##### Exercise inputs

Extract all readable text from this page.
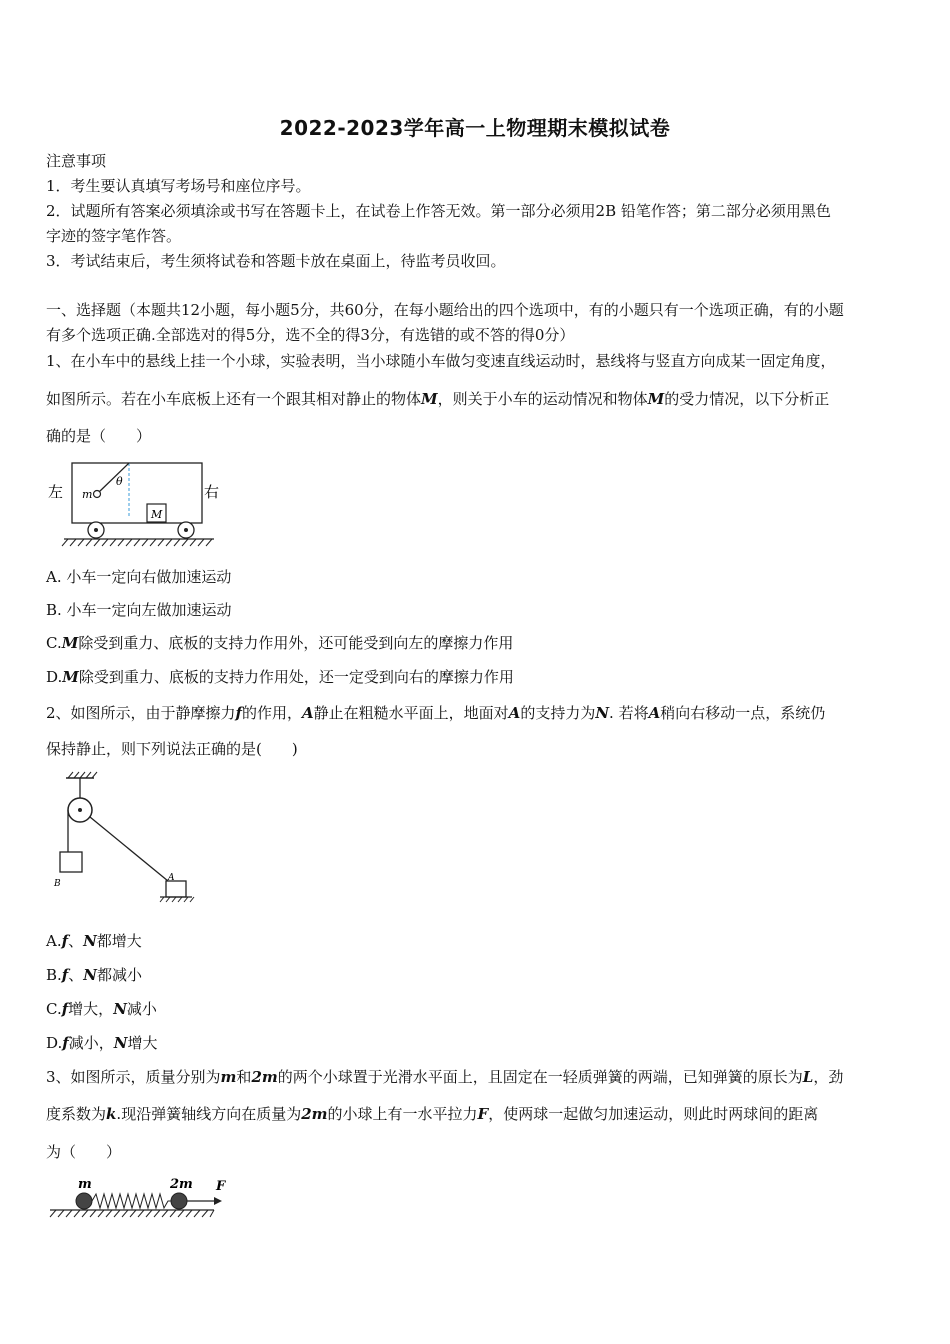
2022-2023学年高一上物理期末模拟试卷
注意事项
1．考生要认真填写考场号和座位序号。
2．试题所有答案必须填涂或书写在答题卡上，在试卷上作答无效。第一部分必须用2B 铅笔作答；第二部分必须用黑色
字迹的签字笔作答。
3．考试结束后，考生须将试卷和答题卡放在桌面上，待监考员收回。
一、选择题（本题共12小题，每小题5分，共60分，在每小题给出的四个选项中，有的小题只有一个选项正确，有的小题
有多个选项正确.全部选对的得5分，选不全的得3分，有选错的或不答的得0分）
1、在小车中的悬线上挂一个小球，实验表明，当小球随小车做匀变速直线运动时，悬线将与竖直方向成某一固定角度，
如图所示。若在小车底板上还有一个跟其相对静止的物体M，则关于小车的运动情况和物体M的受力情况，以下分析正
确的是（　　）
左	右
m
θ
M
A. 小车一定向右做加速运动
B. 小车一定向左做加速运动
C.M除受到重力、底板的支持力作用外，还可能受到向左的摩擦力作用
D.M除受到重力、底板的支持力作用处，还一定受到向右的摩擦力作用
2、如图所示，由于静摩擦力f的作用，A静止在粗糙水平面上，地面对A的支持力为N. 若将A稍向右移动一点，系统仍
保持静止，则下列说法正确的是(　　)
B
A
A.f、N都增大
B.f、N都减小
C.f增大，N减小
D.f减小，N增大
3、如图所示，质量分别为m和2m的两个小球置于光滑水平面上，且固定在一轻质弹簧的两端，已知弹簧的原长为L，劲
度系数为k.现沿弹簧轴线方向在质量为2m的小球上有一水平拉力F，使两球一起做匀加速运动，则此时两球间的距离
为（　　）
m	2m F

##########
##### Exercise inputs

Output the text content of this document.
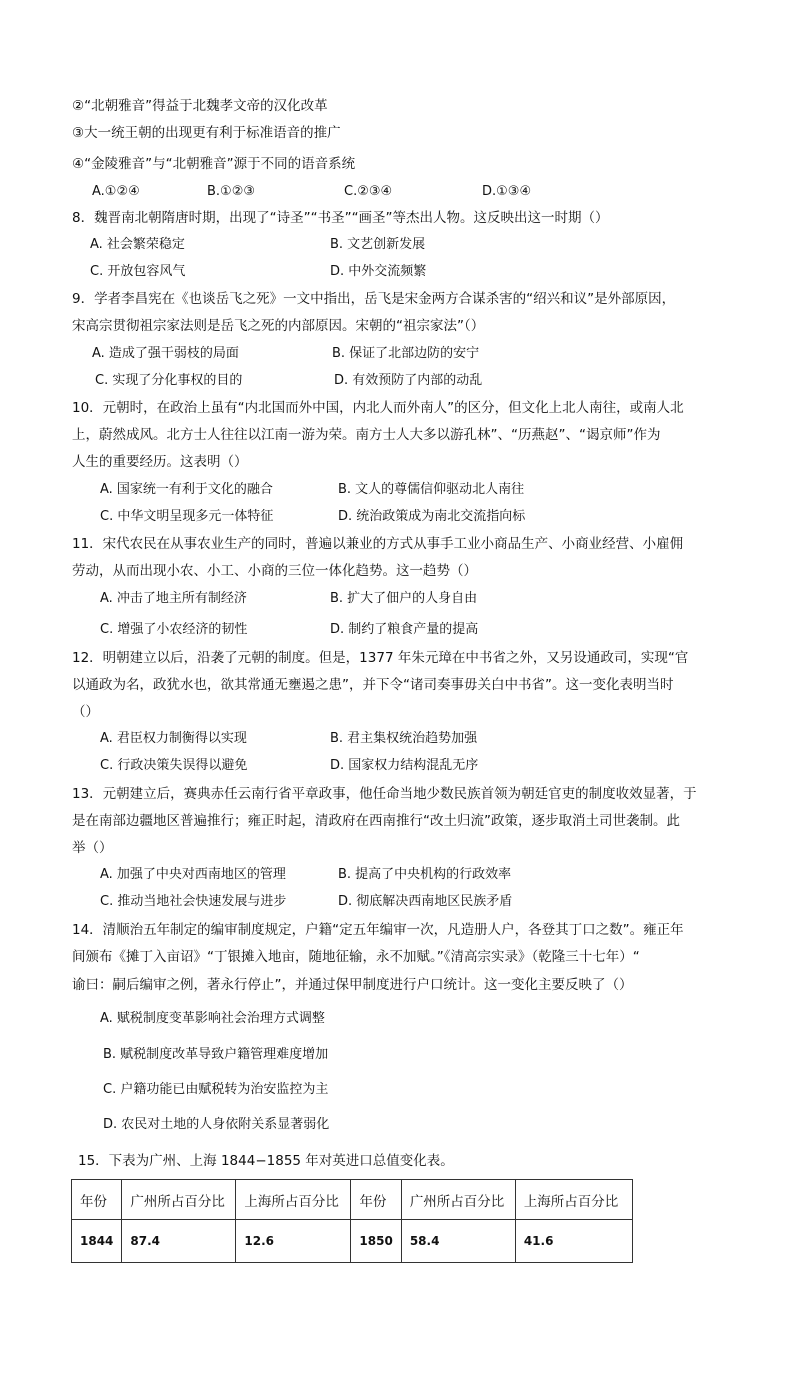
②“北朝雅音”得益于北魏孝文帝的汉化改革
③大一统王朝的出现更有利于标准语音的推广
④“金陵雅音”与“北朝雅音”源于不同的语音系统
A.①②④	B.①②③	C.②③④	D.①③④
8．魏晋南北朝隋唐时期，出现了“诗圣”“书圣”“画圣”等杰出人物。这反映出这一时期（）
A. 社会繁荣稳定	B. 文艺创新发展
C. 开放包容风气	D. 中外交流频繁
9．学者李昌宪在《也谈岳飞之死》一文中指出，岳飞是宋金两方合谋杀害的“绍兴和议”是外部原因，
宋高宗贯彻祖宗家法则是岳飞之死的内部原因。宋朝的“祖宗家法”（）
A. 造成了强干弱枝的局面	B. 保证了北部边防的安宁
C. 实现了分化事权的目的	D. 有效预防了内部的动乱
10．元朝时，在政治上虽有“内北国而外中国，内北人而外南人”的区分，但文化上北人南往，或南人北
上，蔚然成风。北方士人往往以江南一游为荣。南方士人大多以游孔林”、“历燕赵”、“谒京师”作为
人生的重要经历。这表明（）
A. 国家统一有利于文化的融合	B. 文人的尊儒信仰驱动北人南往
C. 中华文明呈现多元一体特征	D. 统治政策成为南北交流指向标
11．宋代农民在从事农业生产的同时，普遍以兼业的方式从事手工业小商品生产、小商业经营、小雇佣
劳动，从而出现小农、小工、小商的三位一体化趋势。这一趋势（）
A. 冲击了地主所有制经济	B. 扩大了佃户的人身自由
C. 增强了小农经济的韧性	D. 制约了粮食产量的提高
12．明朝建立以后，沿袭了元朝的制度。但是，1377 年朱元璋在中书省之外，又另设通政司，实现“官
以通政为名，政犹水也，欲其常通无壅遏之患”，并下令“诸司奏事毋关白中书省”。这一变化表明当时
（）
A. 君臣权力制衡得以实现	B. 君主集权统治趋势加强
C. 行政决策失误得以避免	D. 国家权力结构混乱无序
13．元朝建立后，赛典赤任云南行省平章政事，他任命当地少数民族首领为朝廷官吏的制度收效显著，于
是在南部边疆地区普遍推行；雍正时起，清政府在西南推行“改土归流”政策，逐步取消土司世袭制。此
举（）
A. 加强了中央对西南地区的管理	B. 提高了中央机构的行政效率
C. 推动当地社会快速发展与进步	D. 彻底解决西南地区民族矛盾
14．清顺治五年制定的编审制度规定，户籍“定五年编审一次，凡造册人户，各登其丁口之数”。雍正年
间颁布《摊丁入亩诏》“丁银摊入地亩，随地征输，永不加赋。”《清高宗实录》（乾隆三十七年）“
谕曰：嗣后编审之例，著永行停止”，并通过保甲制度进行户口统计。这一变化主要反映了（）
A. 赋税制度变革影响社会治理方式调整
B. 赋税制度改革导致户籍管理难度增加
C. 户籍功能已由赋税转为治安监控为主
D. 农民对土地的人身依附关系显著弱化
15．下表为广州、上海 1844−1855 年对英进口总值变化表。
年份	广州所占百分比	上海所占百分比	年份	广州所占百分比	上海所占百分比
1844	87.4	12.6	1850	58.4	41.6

##########

Pick each line holding the word "如图所示" out of the listing.

如图所示。若在小车底板上还有一个跟其相对静止的物体M，则关于小车的运动情况和物体M的受力情况，以下分析正
2、如图所示，由于静摩擦力f的作用，A静止在粗糙水平面上，地面对A的支持力为N. 若将A稍向右移动一点，系统仍
3、如图所示，质量分别为m和2m的两个小球置于光滑水平面上，且固定在一轻质弹簧的两端，已知弹簧的原长为L，劲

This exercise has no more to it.